▶ [Directions for this task]:
Scan the records and identify every line in which the string "ConfigurationClassFilter" occurs, then return those lines.

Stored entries
● ● ● ●

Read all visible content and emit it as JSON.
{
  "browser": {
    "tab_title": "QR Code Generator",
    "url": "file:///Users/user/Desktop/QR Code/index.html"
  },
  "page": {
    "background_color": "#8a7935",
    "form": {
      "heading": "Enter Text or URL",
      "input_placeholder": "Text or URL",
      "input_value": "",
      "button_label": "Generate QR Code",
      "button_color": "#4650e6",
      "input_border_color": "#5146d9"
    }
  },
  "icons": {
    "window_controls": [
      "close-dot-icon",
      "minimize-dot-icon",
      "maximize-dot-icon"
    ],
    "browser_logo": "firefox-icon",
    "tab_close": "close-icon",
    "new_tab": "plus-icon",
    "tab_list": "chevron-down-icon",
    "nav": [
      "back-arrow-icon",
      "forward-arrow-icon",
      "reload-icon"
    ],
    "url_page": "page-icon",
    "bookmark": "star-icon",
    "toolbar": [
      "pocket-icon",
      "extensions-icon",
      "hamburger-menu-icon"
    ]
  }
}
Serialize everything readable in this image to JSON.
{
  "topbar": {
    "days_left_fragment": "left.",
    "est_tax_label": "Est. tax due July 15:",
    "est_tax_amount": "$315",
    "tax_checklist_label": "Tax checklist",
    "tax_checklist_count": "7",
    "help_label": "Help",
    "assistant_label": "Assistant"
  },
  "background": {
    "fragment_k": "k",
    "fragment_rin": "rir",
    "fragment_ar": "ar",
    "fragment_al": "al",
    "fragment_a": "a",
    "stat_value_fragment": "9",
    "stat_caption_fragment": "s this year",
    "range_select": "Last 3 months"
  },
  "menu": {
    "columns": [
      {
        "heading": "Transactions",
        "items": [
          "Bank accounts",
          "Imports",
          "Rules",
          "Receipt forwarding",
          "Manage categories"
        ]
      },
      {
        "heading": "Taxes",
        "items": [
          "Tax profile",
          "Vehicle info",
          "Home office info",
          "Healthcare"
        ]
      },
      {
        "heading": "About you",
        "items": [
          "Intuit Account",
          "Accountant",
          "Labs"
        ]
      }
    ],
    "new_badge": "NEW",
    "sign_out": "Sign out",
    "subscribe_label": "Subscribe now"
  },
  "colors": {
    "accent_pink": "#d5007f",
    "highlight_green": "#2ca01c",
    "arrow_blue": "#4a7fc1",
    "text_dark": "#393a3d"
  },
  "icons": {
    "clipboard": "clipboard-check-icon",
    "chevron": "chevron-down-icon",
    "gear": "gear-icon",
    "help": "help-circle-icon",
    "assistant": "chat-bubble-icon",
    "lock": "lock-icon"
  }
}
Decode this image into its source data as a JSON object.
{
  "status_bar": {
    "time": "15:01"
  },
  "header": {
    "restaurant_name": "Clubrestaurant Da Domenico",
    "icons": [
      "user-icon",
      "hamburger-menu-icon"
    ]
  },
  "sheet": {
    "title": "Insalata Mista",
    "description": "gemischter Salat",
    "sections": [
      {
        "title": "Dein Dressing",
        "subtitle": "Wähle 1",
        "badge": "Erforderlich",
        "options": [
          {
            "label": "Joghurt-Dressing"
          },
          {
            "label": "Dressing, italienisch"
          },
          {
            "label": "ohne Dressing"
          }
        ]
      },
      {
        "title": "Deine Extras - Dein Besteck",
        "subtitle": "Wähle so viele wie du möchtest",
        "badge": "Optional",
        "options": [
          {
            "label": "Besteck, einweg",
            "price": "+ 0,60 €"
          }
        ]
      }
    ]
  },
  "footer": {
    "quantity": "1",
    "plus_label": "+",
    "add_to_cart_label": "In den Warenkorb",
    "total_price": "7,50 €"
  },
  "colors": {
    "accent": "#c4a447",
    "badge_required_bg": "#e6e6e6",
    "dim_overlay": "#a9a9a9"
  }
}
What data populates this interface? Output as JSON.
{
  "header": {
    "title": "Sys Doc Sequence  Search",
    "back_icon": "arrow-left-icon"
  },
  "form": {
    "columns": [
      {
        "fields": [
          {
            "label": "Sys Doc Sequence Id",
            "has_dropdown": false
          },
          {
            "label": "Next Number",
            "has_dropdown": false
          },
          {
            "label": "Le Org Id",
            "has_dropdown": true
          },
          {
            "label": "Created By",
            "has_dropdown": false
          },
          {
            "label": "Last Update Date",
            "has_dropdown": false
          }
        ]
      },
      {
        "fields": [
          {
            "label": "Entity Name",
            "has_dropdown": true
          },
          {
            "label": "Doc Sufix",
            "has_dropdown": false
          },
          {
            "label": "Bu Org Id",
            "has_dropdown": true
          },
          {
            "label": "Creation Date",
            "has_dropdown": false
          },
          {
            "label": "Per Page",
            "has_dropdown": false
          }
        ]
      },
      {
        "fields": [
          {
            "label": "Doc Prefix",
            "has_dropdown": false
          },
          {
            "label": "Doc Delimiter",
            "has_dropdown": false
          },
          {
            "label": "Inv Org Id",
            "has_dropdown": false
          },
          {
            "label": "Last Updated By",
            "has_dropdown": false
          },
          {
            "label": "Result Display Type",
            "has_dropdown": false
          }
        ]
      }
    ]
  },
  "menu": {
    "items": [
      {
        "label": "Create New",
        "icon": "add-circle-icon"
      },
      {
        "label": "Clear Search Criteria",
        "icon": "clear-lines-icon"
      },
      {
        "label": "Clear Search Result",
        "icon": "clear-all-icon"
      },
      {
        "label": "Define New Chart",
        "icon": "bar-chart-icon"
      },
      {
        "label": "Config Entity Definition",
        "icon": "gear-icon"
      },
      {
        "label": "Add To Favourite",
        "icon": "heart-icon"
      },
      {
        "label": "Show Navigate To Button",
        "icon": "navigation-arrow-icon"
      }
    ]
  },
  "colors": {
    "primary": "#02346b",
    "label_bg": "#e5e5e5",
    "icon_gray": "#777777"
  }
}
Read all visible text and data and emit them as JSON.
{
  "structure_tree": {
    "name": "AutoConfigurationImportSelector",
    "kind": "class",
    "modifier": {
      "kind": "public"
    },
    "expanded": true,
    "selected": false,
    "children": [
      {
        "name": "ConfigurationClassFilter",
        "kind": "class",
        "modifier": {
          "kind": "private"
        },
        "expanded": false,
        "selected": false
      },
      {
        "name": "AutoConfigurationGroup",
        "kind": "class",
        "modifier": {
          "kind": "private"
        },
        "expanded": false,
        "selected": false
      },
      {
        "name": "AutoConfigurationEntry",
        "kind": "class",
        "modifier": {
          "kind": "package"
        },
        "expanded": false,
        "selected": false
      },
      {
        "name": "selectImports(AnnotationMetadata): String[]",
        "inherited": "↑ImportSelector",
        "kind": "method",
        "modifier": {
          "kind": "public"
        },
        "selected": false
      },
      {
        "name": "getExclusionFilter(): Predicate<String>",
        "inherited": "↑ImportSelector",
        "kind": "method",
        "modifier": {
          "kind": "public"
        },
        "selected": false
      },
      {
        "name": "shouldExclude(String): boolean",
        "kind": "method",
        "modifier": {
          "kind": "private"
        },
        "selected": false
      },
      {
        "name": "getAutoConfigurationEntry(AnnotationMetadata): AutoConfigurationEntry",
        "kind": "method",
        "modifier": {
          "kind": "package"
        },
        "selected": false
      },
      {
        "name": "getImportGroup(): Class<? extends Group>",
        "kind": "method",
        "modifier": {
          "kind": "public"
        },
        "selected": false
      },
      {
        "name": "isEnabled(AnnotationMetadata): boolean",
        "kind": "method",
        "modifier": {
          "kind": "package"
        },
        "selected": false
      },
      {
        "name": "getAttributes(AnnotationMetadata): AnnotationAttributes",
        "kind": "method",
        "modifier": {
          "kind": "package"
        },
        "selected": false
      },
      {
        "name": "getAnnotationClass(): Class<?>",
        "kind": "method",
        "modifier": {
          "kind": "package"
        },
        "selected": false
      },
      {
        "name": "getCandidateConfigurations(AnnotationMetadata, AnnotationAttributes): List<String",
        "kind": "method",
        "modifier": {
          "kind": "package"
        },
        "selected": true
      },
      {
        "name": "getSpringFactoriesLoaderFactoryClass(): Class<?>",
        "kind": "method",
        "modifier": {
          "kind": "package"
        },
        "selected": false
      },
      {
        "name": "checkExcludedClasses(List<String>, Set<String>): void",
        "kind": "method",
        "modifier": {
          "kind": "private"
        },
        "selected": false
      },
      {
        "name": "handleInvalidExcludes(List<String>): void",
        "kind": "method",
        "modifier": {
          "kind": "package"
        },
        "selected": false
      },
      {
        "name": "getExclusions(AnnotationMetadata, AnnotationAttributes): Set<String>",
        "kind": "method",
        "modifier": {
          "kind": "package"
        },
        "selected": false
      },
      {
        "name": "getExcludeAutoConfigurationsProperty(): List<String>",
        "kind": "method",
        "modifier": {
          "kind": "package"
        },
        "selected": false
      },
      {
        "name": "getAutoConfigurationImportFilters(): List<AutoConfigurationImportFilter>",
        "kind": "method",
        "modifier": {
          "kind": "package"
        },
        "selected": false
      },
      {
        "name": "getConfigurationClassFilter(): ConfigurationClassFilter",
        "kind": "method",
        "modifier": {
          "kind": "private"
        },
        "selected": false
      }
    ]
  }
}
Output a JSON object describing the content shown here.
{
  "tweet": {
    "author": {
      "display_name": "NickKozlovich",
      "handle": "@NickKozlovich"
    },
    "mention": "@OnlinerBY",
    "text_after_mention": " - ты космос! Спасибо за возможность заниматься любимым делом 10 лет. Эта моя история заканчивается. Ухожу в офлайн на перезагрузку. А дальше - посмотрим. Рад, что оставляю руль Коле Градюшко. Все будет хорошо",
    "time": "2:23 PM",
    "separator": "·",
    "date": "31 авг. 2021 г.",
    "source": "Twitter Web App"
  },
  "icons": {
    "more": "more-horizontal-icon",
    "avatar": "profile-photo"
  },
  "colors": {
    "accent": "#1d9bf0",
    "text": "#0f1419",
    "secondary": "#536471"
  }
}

● ● ● ●

▶ [Task response]:
        "name": "ConfigurationClassFilter",
        "name": "getConfigurationClassFilter(): ConfigurationClassFilter",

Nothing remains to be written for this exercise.